◆ **Data in this exercise**:

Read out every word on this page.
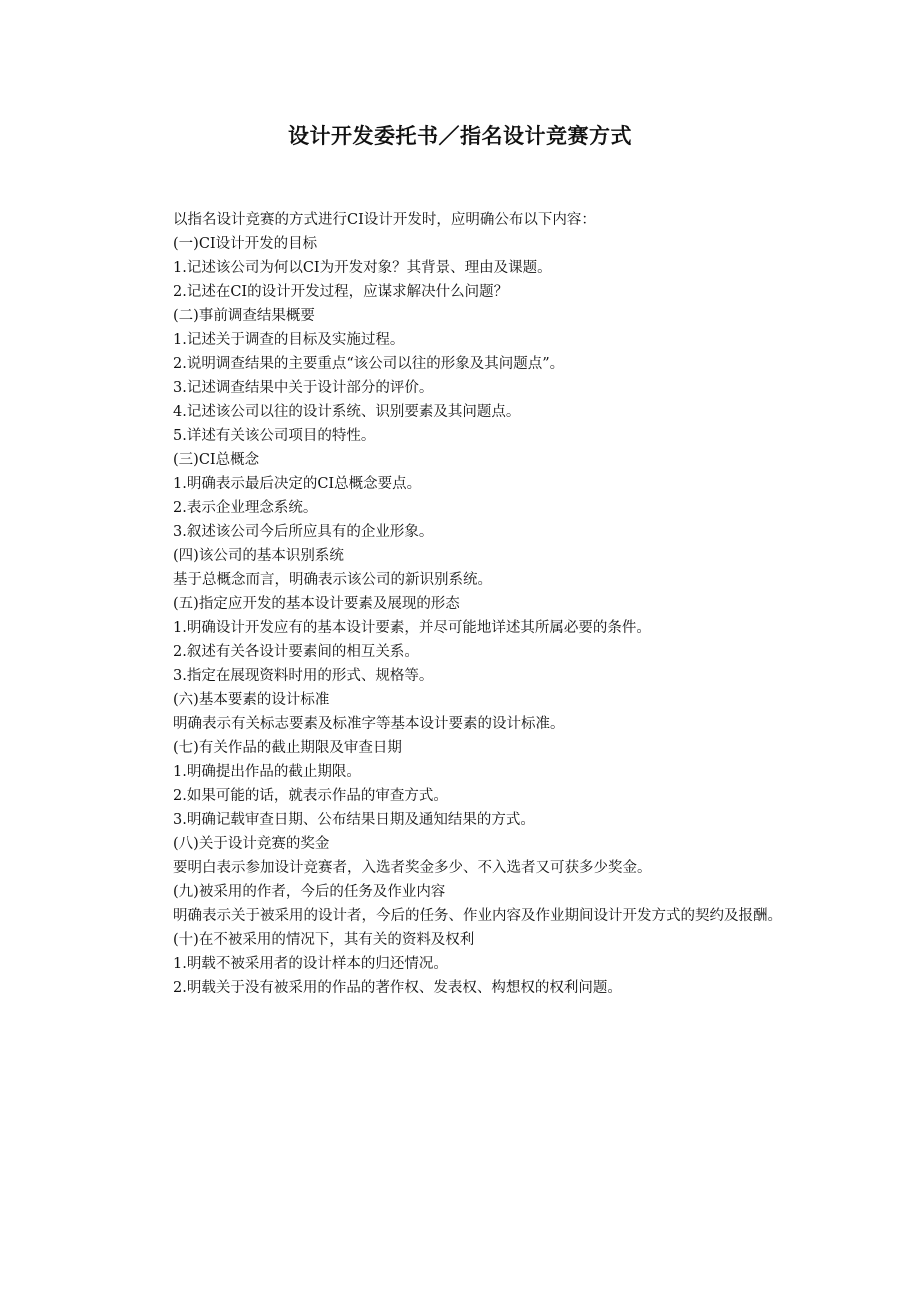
设计开发委托书／指名设计竞赛方式

以指名设计竞赛的方式进行CI设计开发时，应明确公布以下内容：

(一)CI设计开发的目标

1.记述该公司为何以CI为开发对象？其背景、理由及课题。

2.记述在CI的设计开发过程，应谋求解决什么问题？

(二)事前调查结果概要

1.记述关于调查的目标及实施过程。

2.说明调查结果的主要重点“该公司以往的形象及其问题点”。

3.记述调查结果中关于设计部分的评价。

4.记述该公司以往的设计系统、识别要素及其问题点。

5.详述有关该公司项目的特性。

(三)CI总概念

1.明确表示最后决定的CI总概念要点。

2.表示企业理念系统。

3.叙述该公司今后所应具有的企业形象。

(四)该公司的基本识别系统

基于总概念而言，明确表示该公司的新识别系统。

(五)指定应开发的基本设计要素及展现的形态

1.明确设计开发应有的基本设计要素，并尽可能地详述其所属必要的条件。

2.叙述有关各设计要素间的相互关系。

3.指定在展现资料时用的形式、规格等。

(六)基本要素的设计标准

明确表示有关标志要素及标准字等基本设计要素的设计标准。

(七)有关作品的截止期限及审查日期

1.明确提出作品的截止期限。

2.如果可能的话，就表示作品的审查方式。

3.明确记载审查日期、公布结果日期及通知结果的方式。

(八)关于设计竞赛的奖金

要明白表示参加设计竞赛者，入选者奖金多少、不入选者又可获多少奖金。

(九)被采用的作者，今后的任务及作业内容

明确表示关于被采用的设计者，今后的任务、作业内容及作业期间设计开发方式的契约及报酬。

(十)在不被采用的情况下，其有关的资料及权利

1.明载不被采用者的设计样本的归还情况。

2.明载关于没有被采用的作品的著作权、发表权、构想权的权利问题。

◆ **Task prompt**:
Reproduce all of the data exactly; the pictures do not belong in the copy.

◆ **Exercise result**:
Read out every word on this page.
设计开发委托书／指名设计竞赛方式

以指名设计竞赛的方式进行CI设计开发时，应明确公布以下内容：

(一)CI设计开发的目标

1.记述该公司为何以CI为开发对象？其背景、理由及课题。

2.记述在CI的设计开发过程，应谋求解决什么问题？

(二)事前调查结果概要

1.记述关于调查的目标及实施过程。

2.说明调查结果的主要重点“该公司以往的形象及其问题点”。

3.记述调查结果中关于设计部分的评价。

4.记述该公司以往的设计系统、识别要素及其问题点。

5.详述有关该公司项目的特性。

(三)CI总概念

1.明确表示最后决定的CI总概念要点。

2.表示企业理念系统。

3.叙述该公司今后所应具有的企业形象。

(四)该公司的基本识别系统

基于总概念而言，明确表示该公司的新识别系统。

(五)指定应开发的基本设计要素及展现的形态

1.明确设计开发应有的基本设计要素，并尽可能地详述其所属必要的条件。

2.叙述有关各设计要素间的相互关系。

3.指定在展现资料时用的形式、规格等。

(六)基本要素的设计标准

明确表示有关标志要素及标准字等基本设计要素的设计标准。

(七)有关作品的截止期限及审查日期

1.明确提出作品的截止期限。

2.如果可能的话，就表示作品的审查方式。

3.明确记载审查日期、公布结果日期及通知结果的方式。

(八)关于设计竞赛的奖金

要明白表示参加设计竞赛者，入选者奖金多少、不入选者又可获多少奖金。

(九)被采用的作者，今后的任务及作业内容

明确表示关于被采用的设计者，今后的任务、作业内容及作业期间设计开发方式的契约及报酬。

(十)在不被采用的情况下，其有关的资料及权利

1.明载不被采用者的设计样本的归还情况。

2.明载关于没有被采用的作品的著作权、发表权、构想权的权利问题。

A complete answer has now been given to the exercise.